** What the task requires **
Leave out the pictures and copy each record below exactly.

▽

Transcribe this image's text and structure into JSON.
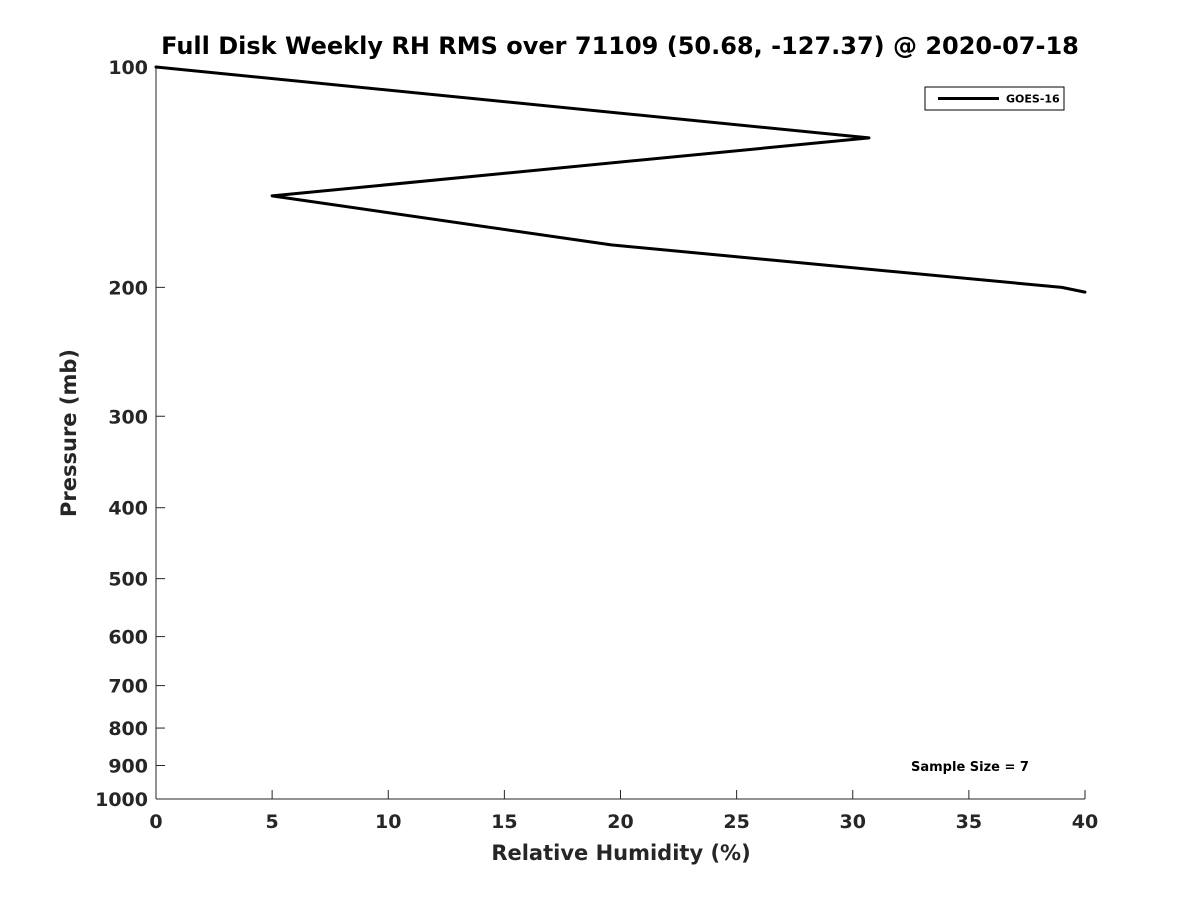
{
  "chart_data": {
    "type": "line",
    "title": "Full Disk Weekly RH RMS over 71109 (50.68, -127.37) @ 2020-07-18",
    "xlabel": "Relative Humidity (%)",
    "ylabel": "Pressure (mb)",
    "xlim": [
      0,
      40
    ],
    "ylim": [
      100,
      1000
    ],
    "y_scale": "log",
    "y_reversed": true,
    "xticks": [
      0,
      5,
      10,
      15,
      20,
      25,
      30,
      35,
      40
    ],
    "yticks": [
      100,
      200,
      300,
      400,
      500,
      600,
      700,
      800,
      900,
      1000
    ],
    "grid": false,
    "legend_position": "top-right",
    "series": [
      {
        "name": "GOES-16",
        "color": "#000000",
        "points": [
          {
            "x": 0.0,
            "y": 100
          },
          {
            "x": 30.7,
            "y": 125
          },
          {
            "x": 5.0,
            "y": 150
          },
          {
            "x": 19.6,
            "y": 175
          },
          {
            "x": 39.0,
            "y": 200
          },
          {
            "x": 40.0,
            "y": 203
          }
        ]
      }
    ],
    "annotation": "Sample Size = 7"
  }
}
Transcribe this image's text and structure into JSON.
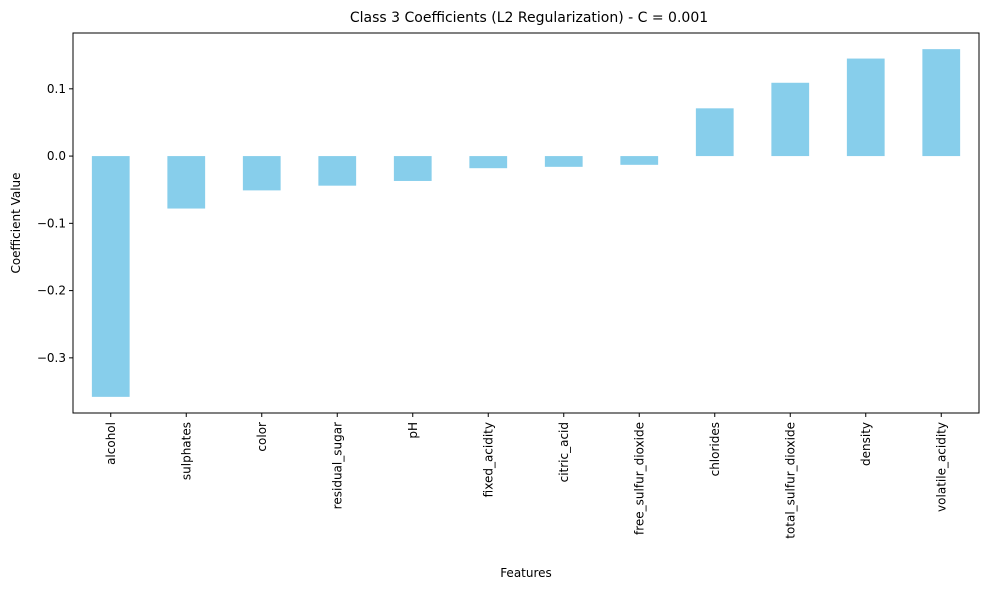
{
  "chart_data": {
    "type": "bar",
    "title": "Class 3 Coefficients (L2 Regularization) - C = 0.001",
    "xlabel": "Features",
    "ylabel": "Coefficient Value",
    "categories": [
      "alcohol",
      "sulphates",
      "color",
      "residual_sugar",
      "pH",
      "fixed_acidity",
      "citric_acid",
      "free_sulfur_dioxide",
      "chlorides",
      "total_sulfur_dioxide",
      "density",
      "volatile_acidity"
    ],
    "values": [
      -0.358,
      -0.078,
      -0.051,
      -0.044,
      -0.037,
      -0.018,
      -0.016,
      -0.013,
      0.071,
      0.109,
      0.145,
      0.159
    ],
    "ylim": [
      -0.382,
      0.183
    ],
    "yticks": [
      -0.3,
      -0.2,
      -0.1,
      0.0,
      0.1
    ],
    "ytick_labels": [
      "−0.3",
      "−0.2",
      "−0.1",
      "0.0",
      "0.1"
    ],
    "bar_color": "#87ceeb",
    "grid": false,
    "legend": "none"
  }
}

△

** Solution for this problem **
Transcribe this image's text and structure into JSON.
{
  "chart_data": {
    "type": "line",
    "title": "Full Disk Weekly RH RMS over 71109 (50.68, -127.37) @ 2020-07-18",
    "xlabel": "Relative Humidity (%)",
    "ylabel": "Pressure (mb)",
    "xlim": [
      0,
      40
    ],
    "ylim": [
      100,
      1000
    ],
    "y_scale": "log",
    "y_reversed": true,
    "xticks": [
      0,
      5,
      10,
      15,
      20,
      25,
      30,
      35,
      40
    ],
    "yticks": [
      100,
      200,
      300,
      400,
      500,
      600,
      700,
      800,
      900,
      1000
    ],
    "grid": false,
    "legend_position": "top-right",
    "series": [
      {
        "name": "GOES-16",
        "color": "#000000",
        "points": [
          {
            "x": 0.0,
            "y": 100
          },
          {
            "x": 30.7,
            "y": 125
          },
          {
            "x": 5.0,
            "y": 150
          },
          {
            "x": 19.6,
            "y": 175
          },
          {
            "x": 39.0,
            "y": 200
          },
          {
            "x": 40.0,
            "y": 203
          }
        ]
      }
    ],
    "annotation": "Sample Size = 7"
  }
}
Transcribe this image's text and structure into JSON.
{
  "chart_data": {
    "type": "bar",
    "title": "Class 3 Coefficients (L2 Regularization) - C = 0.001",
    "xlabel": "Features",
    "ylabel": "Coefficient Value",
    "categories": [
      "alcohol",
      "sulphates",
      "color",
      "residual_sugar",
      "pH",
      "fixed_acidity",
      "citric_acid",
      "free_sulfur_dioxide",
      "chlorides",
      "total_sulfur_dioxide",
      "density",
      "volatile_acidity"
    ],
    "values": [
      -0.358,
      -0.078,
      -0.051,
      -0.044,
      -0.037,
      -0.018,
      -0.016,
      -0.013,
      0.071,
      0.109,
      0.145,
      0.159
    ],
    "ylim": [
      -0.382,
      0.183
    ],
    "yticks": [
      -0.3,
      -0.2,
      -0.1,
      0.0,
      0.1
    ],
    "ytick_labels": [
      "−0.3",
      "−0.2",
      "−0.1",
      "0.0",
      "0.1"
    ],
    "bar_color": "#87ceeb",
    "grid": false,
    "legend": "none"
  }
}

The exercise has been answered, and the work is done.